(Extracted records)
_ _ _

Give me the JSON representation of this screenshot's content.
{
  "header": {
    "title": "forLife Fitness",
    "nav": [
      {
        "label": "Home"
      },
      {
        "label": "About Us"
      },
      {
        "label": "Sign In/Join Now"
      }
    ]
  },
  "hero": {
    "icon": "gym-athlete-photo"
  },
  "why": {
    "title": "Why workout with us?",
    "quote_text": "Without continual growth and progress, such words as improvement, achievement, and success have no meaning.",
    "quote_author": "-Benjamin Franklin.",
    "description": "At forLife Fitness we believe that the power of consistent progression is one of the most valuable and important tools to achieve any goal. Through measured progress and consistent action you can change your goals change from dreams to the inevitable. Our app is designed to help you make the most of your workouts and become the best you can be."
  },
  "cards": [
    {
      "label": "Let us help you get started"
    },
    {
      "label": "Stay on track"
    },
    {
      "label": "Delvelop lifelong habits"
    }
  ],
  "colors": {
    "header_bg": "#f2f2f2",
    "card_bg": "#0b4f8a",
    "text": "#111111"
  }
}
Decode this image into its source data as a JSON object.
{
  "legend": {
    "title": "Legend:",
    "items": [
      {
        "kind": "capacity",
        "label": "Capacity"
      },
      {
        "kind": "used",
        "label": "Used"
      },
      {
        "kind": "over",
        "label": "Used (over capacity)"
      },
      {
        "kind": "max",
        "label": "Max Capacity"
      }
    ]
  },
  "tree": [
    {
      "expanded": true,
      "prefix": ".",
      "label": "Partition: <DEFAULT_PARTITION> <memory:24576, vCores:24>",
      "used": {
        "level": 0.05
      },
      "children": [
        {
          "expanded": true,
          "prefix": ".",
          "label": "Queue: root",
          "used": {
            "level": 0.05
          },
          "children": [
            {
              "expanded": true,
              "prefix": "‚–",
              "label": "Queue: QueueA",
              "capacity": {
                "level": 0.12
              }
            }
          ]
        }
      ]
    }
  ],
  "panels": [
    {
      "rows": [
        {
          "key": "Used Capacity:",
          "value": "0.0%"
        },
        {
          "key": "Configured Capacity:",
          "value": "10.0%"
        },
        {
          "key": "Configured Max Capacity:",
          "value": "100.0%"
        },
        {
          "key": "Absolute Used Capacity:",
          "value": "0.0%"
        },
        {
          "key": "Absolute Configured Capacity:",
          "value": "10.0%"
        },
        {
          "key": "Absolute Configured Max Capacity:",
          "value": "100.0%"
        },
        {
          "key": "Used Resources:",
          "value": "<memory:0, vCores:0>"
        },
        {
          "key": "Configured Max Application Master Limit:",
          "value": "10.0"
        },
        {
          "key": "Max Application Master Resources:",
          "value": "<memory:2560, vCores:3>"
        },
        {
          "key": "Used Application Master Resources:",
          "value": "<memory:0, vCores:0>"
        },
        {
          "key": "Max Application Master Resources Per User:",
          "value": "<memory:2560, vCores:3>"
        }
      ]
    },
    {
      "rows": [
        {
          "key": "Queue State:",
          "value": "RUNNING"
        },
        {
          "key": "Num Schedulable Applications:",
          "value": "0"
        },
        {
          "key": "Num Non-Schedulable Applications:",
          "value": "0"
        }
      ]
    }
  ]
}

_ _ _

### Aim:
Transcribe all the entries, keeping each one exactly as it is.

### Answer to the exercise:
Give me the JSON representation of this screenshot's content.
{
  "header": {
    "title": "forLife Fitness",
    "nav": [
      {
        "label": "Home"
      },
      {
        "label": "About Us"
      },
      {
        "label": "Sign In/Join Now"
      }
    ]
  },
  "hero": {
    "icon": "gym-athlete-photo"
  },
  "why": {
    "title": "Why workout with us?",
    "quote_text": "Without continual growth and progress, such words as improvement, achievement, and success have no meaning.",
    "quote_author": "-Benjamin Franklin.",
    "description": "At forLife Fitness we believe that the power of consistent progression is one of the most valuable and important tools to achieve any goal. Through measured progress and consistent action you can change your goals change from dreams to the inevitable. Our app is designed to help you make the most of your workouts and become the best you can be."
  },
  "cards": [
    {
      "label": "Let us help you get started"
    },
    {
      "label": "Stay on track"
    },
    {
      "label": "Delvelop lifelong habits"
    }
  ],
  "colors": {
    "header_bg": "#f2f2f2",
    "card_bg": "#0b4f8a",
    "text": "#111111"
  }
}
Decode this image into its source data as a JSON object.
{
  "legend": {
    "title": "Legend:",
    "items": [
      {
        "kind": "capacity",
        "label": "Capacity"
      },
      {
        "kind": "used",
        "label": "Used"
      },
      {
        "kind": "over",
        "label": "Used (over capacity)"
      },
      {
        "kind": "max",
        "label": "Max Capacity"
      }
    ]
  },
  "tree": [
    {
      "expanded": true,
      "prefix": ".",
      "label": "Partition: <DEFAULT_PARTITION> <memory:24576, vCores:24>",
      "used": {
        "level": 0.05
      },
      "children": [
        {
          "expanded": true,
          "prefix": ".",
          "label": "Queue: root",
          "used": {
            "level": 0.05
          },
          "children": [
            {
              "expanded": true,
              "prefix": "‚–",
              "label": "Queue: QueueA",
              "capacity": {
                "level": 0.12
              }
            }
          ]
        }
      ]
    }
  ],
  "panels": [
    {
      "rows": [
        {
          "key": "Used Capacity:",
          "value": "0.0%"
        },
        {
          "key": "Configured Capacity:",
          "value": "10.0%"
        },
        {
          "key": "Configured Max Capacity:",
          "value": "100.0%"
        },
        {
          "key": "Absolute Used Capacity:",
          "value": "0.0%"
        },
        {
          "key": "Absolute Configured Capacity:",
          "value": "10.0%"
        },
        {
          "key": "Absolute Configured Max Capacity:",
          "value": "100.0%"
        },
        {
          "key": "Used Resources:",
          "value": "<memory:0, vCores:0>"
        },
        {
          "key": "Configured Max Application Master Limit:",
          "value": "10.0"
        },
        {
          "key": "Max Application Master Resources:",
          "value": "<memory:2560, vCores:3>"
        },
        {
          "key": "Used Application Master Resources:",
          "value": "<memory:0, vCores:0>"
        },
        {
          "key": "Max Application Master Resources Per User:",
          "value": "<memory:2560, vCores:3>"
        }
      ]
    },
    {
      "rows": [
        {
          "key": "Queue State:",
          "value": "RUNNING"
        },
        {
          "key": "Num Schedulable Applications:",
          "value": "0"
        },
        {
          "key": "Num Non-Schedulable Applications:",
          "value": "0"
        }
      ]
    }
  ]
}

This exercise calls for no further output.